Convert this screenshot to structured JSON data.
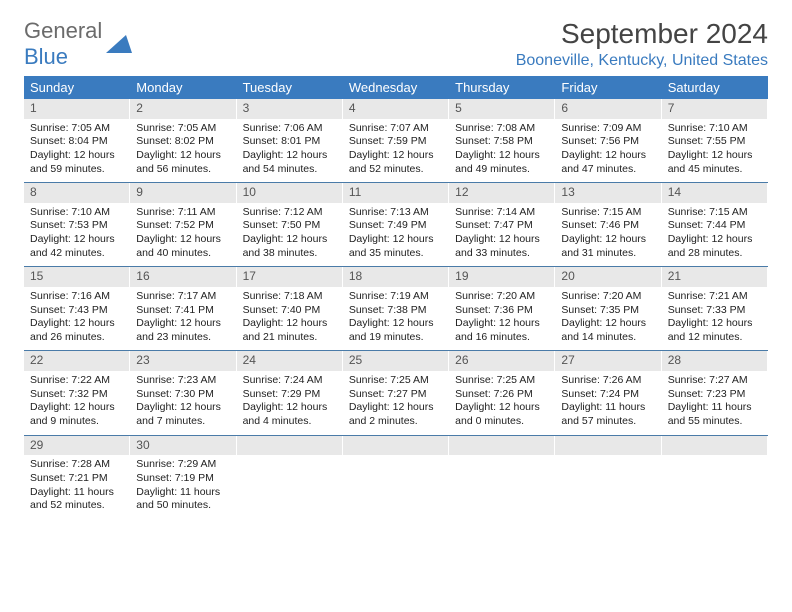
{
  "logo": {
    "general": "General",
    "blue": "Blue"
  },
  "month_title": "September 2024",
  "location": "Booneville, Kentucky, United States",
  "colors": {
    "header_bg": "#3a7bbf",
    "header_text": "#ffffff",
    "daynum_bg": "#e8e8e8",
    "border": "#4a7ba8",
    "brand_gray": "#6b6b6b",
    "brand_blue": "#3a7bbf"
  },
  "day_names": [
    "Sunday",
    "Monday",
    "Tuesday",
    "Wednesday",
    "Thursday",
    "Friday",
    "Saturday"
  ],
  "weeks": [
    [
      {
        "num": "1",
        "sunrise": "Sunrise: 7:05 AM",
        "sunset": "Sunset: 8:04 PM",
        "daylight1": "Daylight: 12 hours",
        "daylight2": "and 59 minutes."
      },
      {
        "num": "2",
        "sunrise": "Sunrise: 7:05 AM",
        "sunset": "Sunset: 8:02 PM",
        "daylight1": "Daylight: 12 hours",
        "daylight2": "and 56 minutes."
      },
      {
        "num": "3",
        "sunrise": "Sunrise: 7:06 AM",
        "sunset": "Sunset: 8:01 PM",
        "daylight1": "Daylight: 12 hours",
        "daylight2": "and 54 minutes."
      },
      {
        "num": "4",
        "sunrise": "Sunrise: 7:07 AM",
        "sunset": "Sunset: 7:59 PM",
        "daylight1": "Daylight: 12 hours",
        "daylight2": "and 52 minutes."
      },
      {
        "num": "5",
        "sunrise": "Sunrise: 7:08 AM",
        "sunset": "Sunset: 7:58 PM",
        "daylight1": "Daylight: 12 hours",
        "daylight2": "and 49 minutes."
      },
      {
        "num": "6",
        "sunrise": "Sunrise: 7:09 AM",
        "sunset": "Sunset: 7:56 PM",
        "daylight1": "Daylight: 12 hours",
        "daylight2": "and 47 minutes."
      },
      {
        "num": "7",
        "sunrise": "Sunrise: 7:10 AM",
        "sunset": "Sunset: 7:55 PM",
        "daylight1": "Daylight: 12 hours",
        "daylight2": "and 45 minutes."
      }
    ],
    [
      {
        "num": "8",
        "sunrise": "Sunrise: 7:10 AM",
        "sunset": "Sunset: 7:53 PM",
        "daylight1": "Daylight: 12 hours",
        "daylight2": "and 42 minutes."
      },
      {
        "num": "9",
        "sunrise": "Sunrise: 7:11 AM",
        "sunset": "Sunset: 7:52 PM",
        "daylight1": "Daylight: 12 hours",
        "daylight2": "and 40 minutes."
      },
      {
        "num": "10",
        "sunrise": "Sunrise: 7:12 AM",
        "sunset": "Sunset: 7:50 PM",
        "daylight1": "Daylight: 12 hours",
        "daylight2": "and 38 minutes."
      },
      {
        "num": "11",
        "sunrise": "Sunrise: 7:13 AM",
        "sunset": "Sunset: 7:49 PM",
        "daylight1": "Daylight: 12 hours",
        "daylight2": "and 35 minutes."
      },
      {
        "num": "12",
        "sunrise": "Sunrise: 7:14 AM",
        "sunset": "Sunset: 7:47 PM",
        "daylight1": "Daylight: 12 hours",
        "daylight2": "and 33 minutes."
      },
      {
        "num": "13",
        "sunrise": "Sunrise: 7:15 AM",
        "sunset": "Sunset: 7:46 PM",
        "daylight1": "Daylight: 12 hours",
        "daylight2": "and 31 minutes."
      },
      {
        "num": "14",
        "sunrise": "Sunrise: 7:15 AM",
        "sunset": "Sunset: 7:44 PM",
        "daylight1": "Daylight: 12 hours",
        "daylight2": "and 28 minutes."
      }
    ],
    [
      {
        "num": "15",
        "sunrise": "Sunrise: 7:16 AM",
        "sunset": "Sunset: 7:43 PM",
        "daylight1": "Daylight: 12 hours",
        "daylight2": "and 26 minutes."
      },
      {
        "num": "16",
        "sunrise": "Sunrise: 7:17 AM",
        "sunset": "Sunset: 7:41 PM",
        "daylight1": "Daylight: 12 hours",
        "daylight2": "and 23 minutes."
      },
      {
        "num": "17",
        "sunrise": "Sunrise: 7:18 AM",
        "sunset": "Sunset: 7:40 PM",
        "daylight1": "Daylight: 12 hours",
        "daylight2": "and 21 minutes."
      },
      {
        "num": "18",
        "sunrise": "Sunrise: 7:19 AM",
        "sunset": "Sunset: 7:38 PM",
        "daylight1": "Daylight: 12 hours",
        "daylight2": "and 19 minutes."
      },
      {
        "num": "19",
        "sunrise": "Sunrise: 7:20 AM",
        "sunset": "Sunset: 7:36 PM",
        "daylight1": "Daylight: 12 hours",
        "daylight2": "and 16 minutes."
      },
      {
        "num": "20",
        "sunrise": "Sunrise: 7:20 AM",
        "sunset": "Sunset: 7:35 PM",
        "daylight1": "Daylight: 12 hours",
        "daylight2": "and 14 minutes."
      },
      {
        "num": "21",
        "sunrise": "Sunrise: 7:21 AM",
        "sunset": "Sunset: 7:33 PM",
        "daylight1": "Daylight: 12 hours",
        "daylight2": "and 12 minutes."
      }
    ],
    [
      {
        "num": "22",
        "sunrise": "Sunrise: 7:22 AM",
        "sunset": "Sunset: 7:32 PM",
        "daylight1": "Daylight: 12 hours",
        "daylight2": "and 9 minutes."
      },
      {
        "num": "23",
        "sunrise": "Sunrise: 7:23 AM",
        "sunset": "Sunset: 7:30 PM",
        "daylight1": "Daylight: 12 hours",
        "daylight2": "and 7 minutes."
      },
      {
        "num": "24",
        "sunrise": "Sunrise: 7:24 AM",
        "sunset": "Sunset: 7:29 PM",
        "daylight1": "Daylight: 12 hours",
        "daylight2": "and 4 minutes."
      },
      {
        "num": "25",
        "sunrise": "Sunrise: 7:25 AM",
        "sunset": "Sunset: 7:27 PM",
        "daylight1": "Daylight: 12 hours",
        "daylight2": "and 2 minutes."
      },
      {
        "num": "26",
        "sunrise": "Sunrise: 7:25 AM",
        "sunset": "Sunset: 7:26 PM",
        "daylight1": "Daylight: 12 hours",
        "daylight2": "and 0 minutes."
      },
      {
        "num": "27",
        "sunrise": "Sunrise: 7:26 AM",
        "sunset": "Sunset: 7:24 PM",
        "daylight1": "Daylight: 11 hours",
        "daylight2": "and 57 minutes."
      },
      {
        "num": "28",
        "sunrise": "Sunrise: 7:27 AM",
        "sunset": "Sunset: 7:23 PM",
        "daylight1": "Daylight: 11 hours",
        "daylight2": "and 55 minutes."
      }
    ],
    [
      {
        "num": "29",
        "sunrise": "Sunrise: 7:28 AM",
        "sunset": "Sunset: 7:21 PM",
        "daylight1": "Daylight: 11 hours",
        "daylight2": "and 52 minutes."
      },
      {
        "num": "30",
        "sunrise": "Sunrise: 7:29 AM",
        "sunset": "Sunset: 7:19 PM",
        "daylight1": "Daylight: 11 hours",
        "daylight2": "and 50 minutes."
      },
      null,
      null,
      null,
      null,
      null
    ]
  ]
}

■ **What to do**: Leave the pictures out and reproduce each record exactly as written.

■ **Result**:
Convert this screenshot to structured JSON data.
{
  "logo": {
    "general": "General",
    "blue": "Blue"
  },
  "month_title": "September 2024",
  "location": "Booneville, Kentucky, United States",
  "colors": {
    "header_bg": "#3a7bbf",
    "header_text": "#ffffff",
    "daynum_bg": "#e8e8e8",
    "border": "#4a7ba8",
    "brand_gray": "#6b6b6b",
    "brand_blue": "#3a7bbf"
  },
  "day_names": [
    "Sunday",
    "Monday",
    "Tuesday",
    "Wednesday",
    "Thursday",
    "Friday",
    "Saturday"
  ],
  "weeks": [
    [
      {
        "num": "1",
        "sunrise": "Sunrise: 7:05 AM",
        "sunset": "Sunset: 8:04 PM",
        "daylight1": "Daylight: 12 hours",
        "daylight2": "and 59 minutes."
      },
      {
        "num": "2",
        "sunrise": "Sunrise: 7:05 AM",
        "sunset": "Sunset: 8:02 PM",
        "daylight1": "Daylight: 12 hours",
        "daylight2": "and 56 minutes."
      },
      {
        "num": "3",
        "sunrise": "Sunrise: 7:06 AM",
        "sunset": "Sunset: 8:01 PM",
        "daylight1": "Daylight: 12 hours",
        "daylight2": "and 54 minutes."
      },
      {
        "num": "4",
        "sunrise": "Sunrise: 7:07 AM",
        "sunset": "Sunset: 7:59 PM",
        "daylight1": "Daylight: 12 hours",
        "daylight2": "and 52 minutes."
      },
      {
        "num": "5",
        "sunrise": "Sunrise: 7:08 AM",
        "sunset": "Sunset: 7:58 PM",
        "daylight1": "Daylight: 12 hours",
        "daylight2": "and 49 minutes."
      },
      {
        "num": "6",
        "sunrise": "Sunrise: 7:09 AM",
        "sunset": "Sunset: 7:56 PM",
        "daylight1": "Daylight: 12 hours",
        "daylight2": "and 47 minutes."
      },
      {
        "num": "7",
        "sunrise": "Sunrise: 7:10 AM",
        "sunset": "Sunset: 7:55 PM",
        "daylight1": "Daylight: 12 hours",
        "daylight2": "and 45 minutes."
      }
    ],
    [
      {
        "num": "8",
        "sunrise": "Sunrise: 7:10 AM",
        "sunset": "Sunset: 7:53 PM",
        "daylight1": "Daylight: 12 hours",
        "daylight2": "and 42 minutes."
      },
      {
        "num": "9",
        "sunrise": "Sunrise: 7:11 AM",
        "sunset": "Sunset: 7:52 PM",
        "daylight1": "Daylight: 12 hours",
        "daylight2": "and 40 minutes."
      },
      {
        "num": "10",
        "sunrise": "Sunrise: 7:12 AM",
        "sunset": "Sunset: 7:50 PM",
        "daylight1": "Daylight: 12 hours",
        "daylight2": "and 38 minutes."
      },
      {
        "num": "11",
        "sunrise": "Sunrise: 7:13 AM",
        "sunset": "Sunset: 7:49 PM",
        "daylight1": "Daylight: 12 hours",
        "daylight2": "and 35 minutes."
      },
      {
        "num": "12",
        "sunrise": "Sunrise: 7:14 AM",
        "sunset": "Sunset: 7:47 PM",
        "daylight1": "Daylight: 12 hours",
        "daylight2": "and 33 minutes."
      },
      {
        "num": "13",
        "sunrise": "Sunrise: 7:15 AM",
        "sunset": "Sunset: 7:46 PM",
        "daylight1": "Daylight: 12 hours",
        "daylight2": "and 31 minutes."
      },
      {
        "num": "14",
        "sunrise": "Sunrise: 7:15 AM",
        "sunset": "Sunset: 7:44 PM",
        "daylight1": "Daylight: 12 hours",
        "daylight2": "and 28 minutes."
      }
    ],
    [
      {
        "num": "15",
        "sunrise": "Sunrise: 7:16 AM",
        "sunset": "Sunset: 7:43 PM",
        "daylight1": "Daylight: 12 hours",
        "daylight2": "and 26 minutes."
      },
      {
        "num": "16",
        "sunrise": "Sunrise: 7:17 AM",
        "sunset": "Sunset: 7:41 PM",
        "daylight1": "Daylight: 12 hours",
        "daylight2": "and 23 minutes."
      },
      {
        "num": "17",
        "sunrise": "Sunrise: 7:18 AM",
        "sunset": "Sunset: 7:40 PM",
        "daylight1": "Daylight: 12 hours",
        "daylight2": "and 21 minutes."
      },
      {
        "num": "18",
        "sunrise": "Sunrise: 7:19 AM",
        "sunset": "Sunset: 7:38 PM",
        "daylight1": "Daylight: 12 hours",
        "daylight2": "and 19 minutes."
      },
      {
        "num": "19",
        "sunrise": "Sunrise: 7:20 AM",
        "sunset": "Sunset: 7:36 PM",
        "daylight1": "Daylight: 12 hours",
        "daylight2": "and 16 minutes."
      },
      {
        "num": "20",
        "sunrise": "Sunrise: 7:20 AM",
        "sunset": "Sunset: 7:35 PM",
        "daylight1": "Daylight: 12 hours",
        "daylight2": "and 14 minutes."
      },
      {
        "num": "21",
        "sunrise": "Sunrise: 7:21 AM",
        "sunset": "Sunset: 7:33 PM",
        "daylight1": "Daylight: 12 hours",
        "daylight2": "and 12 minutes."
      }
    ],
    [
      {
        "num": "22",
        "sunrise": "Sunrise: 7:22 AM",
        "sunset": "Sunset: 7:32 PM",
        "daylight1": "Daylight: 12 hours",
        "daylight2": "and 9 minutes."
      },
      {
        "num": "23",
        "sunrise": "Sunrise: 7:23 AM",
        "sunset": "Sunset: 7:30 PM",
        "daylight1": "Daylight: 12 hours",
        "daylight2": "and 7 minutes."
      },
      {
        "num": "24",
        "sunrise": "Sunrise: 7:24 AM",
        "sunset": "Sunset: 7:29 PM",
        "daylight1": "Daylight: 12 hours",
        "daylight2": "and 4 minutes."
      },
      {
        "num": "25",
        "sunrise": "Sunrise: 7:25 AM",
        "sunset": "Sunset: 7:27 PM",
        "daylight1": "Daylight: 12 hours",
        "daylight2": "and 2 minutes."
      },
      {
        "num": "26",
        "sunrise": "Sunrise: 7:25 AM",
        "sunset": "Sunset: 7:26 PM",
        "daylight1": "Daylight: 12 hours",
        "daylight2": "and 0 minutes."
      },
      {
        "num": "27",
        "sunrise": "Sunrise: 7:26 AM",
        "sunset": "Sunset: 7:24 PM",
        "daylight1": "Daylight: 11 hours",
        "daylight2": "and 57 minutes."
      },
      {
        "num": "28",
        "sunrise": "Sunrise: 7:27 AM",
        "sunset": "Sunset: 7:23 PM",
        "daylight1": "Daylight: 11 hours",
        "daylight2": "and 55 minutes."
      }
    ],
    [
      {
        "num": "29",
        "sunrise": "Sunrise: 7:28 AM",
        "sunset": "Sunset: 7:21 PM",
        "daylight1": "Daylight: 11 hours",
        "daylight2": "and 52 minutes."
      },
      {
        "num": "30",
        "sunrise": "Sunrise: 7:29 AM",
        "sunset": "Sunset: 7:19 PM",
        "daylight1": "Daylight: 11 hours",
        "daylight2": "and 50 minutes."
      },
      null,
      null,
      null,
      null,
      null
    ]
  ]
}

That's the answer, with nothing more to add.